> **Text under study**
'''
Sunday, September 29, 2013
Its been one week!
It has only been a week since I left the beautiful valley of Salt Lake! Although it feels like much longer. The people here in Idaho Falls and Ammon (which is where I live) are amazing. Its something about being in a small town that brings everyone together. Everyone is so thoughtful and generous. I don't even know these people, but then I feel like I do and I've known them forever.
On a side note I was anticipating the arrival of last Friday. One of the Drs I worked with at St Marks also comes to Idaho Falls and works every 4th Friday. I was looking forward to seeing her and working with her. Friday morning came and everyone was on edge (at work) and I couldn't figure it out, and then the surgical tech mentioned that this "Dr" is high maintenance. I chuckled and played stupid, (obviously she was a little stressed out.) I didn't say a word and continued to let her know I was here to help her. In my head I thought it would be fun to play dumb since some people just assume I am and don't know anything and then when the DR came into the room it would all change, in my favor! Well I went with the nurse who I was with that day to interview the patient and my plan flopped! The Dr was in the preop area and since we were with the patient we had to be appropriate so she winked at me and I smiled. I got choked up for a minute, I felt like I had come home! That this short week of being in Idaho was nothing and here I was with one of my favorite Drs, working and doing some of my favorite cases. It was HEAVEN!!
'''
> **Entries supplied**
'''
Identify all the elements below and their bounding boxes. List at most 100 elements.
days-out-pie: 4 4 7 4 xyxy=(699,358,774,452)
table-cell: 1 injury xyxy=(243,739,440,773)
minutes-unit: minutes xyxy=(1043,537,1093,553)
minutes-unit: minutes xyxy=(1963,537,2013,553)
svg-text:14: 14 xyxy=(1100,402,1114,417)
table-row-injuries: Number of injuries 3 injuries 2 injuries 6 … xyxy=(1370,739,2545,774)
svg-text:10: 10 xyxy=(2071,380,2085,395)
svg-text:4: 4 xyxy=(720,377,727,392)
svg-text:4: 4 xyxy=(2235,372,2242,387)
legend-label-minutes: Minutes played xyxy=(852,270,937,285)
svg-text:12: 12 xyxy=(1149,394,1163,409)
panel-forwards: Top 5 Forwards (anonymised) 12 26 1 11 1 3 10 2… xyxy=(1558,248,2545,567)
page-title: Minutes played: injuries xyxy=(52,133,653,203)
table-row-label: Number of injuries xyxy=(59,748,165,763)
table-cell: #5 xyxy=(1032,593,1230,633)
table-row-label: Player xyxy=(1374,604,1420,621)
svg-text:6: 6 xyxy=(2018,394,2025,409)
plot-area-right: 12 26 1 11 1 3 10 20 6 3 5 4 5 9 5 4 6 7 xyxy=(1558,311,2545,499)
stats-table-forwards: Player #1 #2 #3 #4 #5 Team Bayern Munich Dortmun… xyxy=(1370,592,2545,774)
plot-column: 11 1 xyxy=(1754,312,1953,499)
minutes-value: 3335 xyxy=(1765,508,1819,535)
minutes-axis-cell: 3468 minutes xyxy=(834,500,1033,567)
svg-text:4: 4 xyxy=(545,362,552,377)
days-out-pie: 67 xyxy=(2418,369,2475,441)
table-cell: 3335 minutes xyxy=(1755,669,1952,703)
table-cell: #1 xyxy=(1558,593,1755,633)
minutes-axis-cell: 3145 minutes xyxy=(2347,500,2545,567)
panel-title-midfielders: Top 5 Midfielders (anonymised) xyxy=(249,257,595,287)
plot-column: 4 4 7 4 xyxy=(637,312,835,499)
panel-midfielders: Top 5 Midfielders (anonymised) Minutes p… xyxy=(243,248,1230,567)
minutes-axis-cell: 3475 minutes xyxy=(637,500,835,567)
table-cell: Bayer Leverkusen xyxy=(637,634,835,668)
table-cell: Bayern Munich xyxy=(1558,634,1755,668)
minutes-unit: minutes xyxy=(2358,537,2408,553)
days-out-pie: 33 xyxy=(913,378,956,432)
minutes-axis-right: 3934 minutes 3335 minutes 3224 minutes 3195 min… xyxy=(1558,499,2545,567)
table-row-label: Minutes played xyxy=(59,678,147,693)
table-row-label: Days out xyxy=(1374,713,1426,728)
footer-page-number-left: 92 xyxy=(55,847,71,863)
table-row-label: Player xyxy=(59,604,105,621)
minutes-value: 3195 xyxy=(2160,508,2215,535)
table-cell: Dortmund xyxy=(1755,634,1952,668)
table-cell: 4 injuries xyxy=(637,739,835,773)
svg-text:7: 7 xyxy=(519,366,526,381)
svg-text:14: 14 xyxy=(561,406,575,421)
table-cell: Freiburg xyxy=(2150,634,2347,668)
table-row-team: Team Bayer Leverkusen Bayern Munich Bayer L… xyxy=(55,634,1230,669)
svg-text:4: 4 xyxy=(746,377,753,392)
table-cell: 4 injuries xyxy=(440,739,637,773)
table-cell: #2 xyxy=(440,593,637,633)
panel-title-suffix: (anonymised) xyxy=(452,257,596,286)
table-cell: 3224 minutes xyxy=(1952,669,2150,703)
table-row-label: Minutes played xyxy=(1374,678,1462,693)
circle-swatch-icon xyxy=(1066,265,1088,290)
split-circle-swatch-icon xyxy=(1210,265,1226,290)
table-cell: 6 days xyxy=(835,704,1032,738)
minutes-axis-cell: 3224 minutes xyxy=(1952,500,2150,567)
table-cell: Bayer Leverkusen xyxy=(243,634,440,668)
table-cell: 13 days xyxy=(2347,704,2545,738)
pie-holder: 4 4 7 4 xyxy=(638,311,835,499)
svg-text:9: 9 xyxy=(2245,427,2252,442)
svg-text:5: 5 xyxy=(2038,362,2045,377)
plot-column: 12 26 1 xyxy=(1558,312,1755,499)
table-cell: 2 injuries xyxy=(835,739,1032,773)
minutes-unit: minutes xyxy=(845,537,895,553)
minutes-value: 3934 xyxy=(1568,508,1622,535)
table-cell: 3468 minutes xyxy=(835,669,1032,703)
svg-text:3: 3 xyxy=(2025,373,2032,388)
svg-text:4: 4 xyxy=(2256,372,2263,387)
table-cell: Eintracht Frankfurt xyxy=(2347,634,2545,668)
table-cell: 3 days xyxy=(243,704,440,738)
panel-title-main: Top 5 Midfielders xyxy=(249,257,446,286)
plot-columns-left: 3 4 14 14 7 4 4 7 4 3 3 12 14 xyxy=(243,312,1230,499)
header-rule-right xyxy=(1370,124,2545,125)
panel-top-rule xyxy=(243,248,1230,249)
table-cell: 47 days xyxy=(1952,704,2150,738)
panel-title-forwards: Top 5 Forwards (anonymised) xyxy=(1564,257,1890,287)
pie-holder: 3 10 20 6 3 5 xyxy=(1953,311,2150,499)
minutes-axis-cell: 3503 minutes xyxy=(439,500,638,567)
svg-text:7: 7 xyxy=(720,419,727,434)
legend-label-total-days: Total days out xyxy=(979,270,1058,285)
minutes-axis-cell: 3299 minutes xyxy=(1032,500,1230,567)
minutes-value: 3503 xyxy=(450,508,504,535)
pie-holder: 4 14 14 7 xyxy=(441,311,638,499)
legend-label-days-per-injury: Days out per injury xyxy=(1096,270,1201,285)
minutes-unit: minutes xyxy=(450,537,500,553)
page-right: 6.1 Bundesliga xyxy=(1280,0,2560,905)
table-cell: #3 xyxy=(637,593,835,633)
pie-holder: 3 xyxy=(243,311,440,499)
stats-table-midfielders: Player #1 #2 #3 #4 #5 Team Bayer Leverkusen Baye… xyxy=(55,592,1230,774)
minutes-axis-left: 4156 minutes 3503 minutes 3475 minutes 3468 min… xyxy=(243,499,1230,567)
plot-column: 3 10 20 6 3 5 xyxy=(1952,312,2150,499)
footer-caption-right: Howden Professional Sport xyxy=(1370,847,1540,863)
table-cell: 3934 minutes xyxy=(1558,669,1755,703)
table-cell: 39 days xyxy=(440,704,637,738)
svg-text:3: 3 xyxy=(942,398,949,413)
'''
> **Questions**
a) Answer these questions using the blog post:
(i) Where does the writer live?
(ii) How often does the doctor from St Marks work in Idaho Falls?
(iii) Who said the doctor is high maintenance?
b) Decide whether each statement agrees with the blog post, and quote the words from the post that settle it.
(i) The writer left Salt Lake two weeks earlier.
(ii) The writer's plan to play dumb worked out.
(iii) The doctor winked at the writer in the preop area.
You won't need the records for this.

> **Task solutions**
a)
(i) Ammon
(ii) Every 4th Friday
(iii) The surgical tech

b)
(i) No: "It has only been a week since I left the beautiful valley of Salt Lake!"
(ii) No: "my plan flopped!"
(iii) Yes: "The Dr was in the preop area and since we were with the patient we had to be appropriate so she winked at me and I smiled."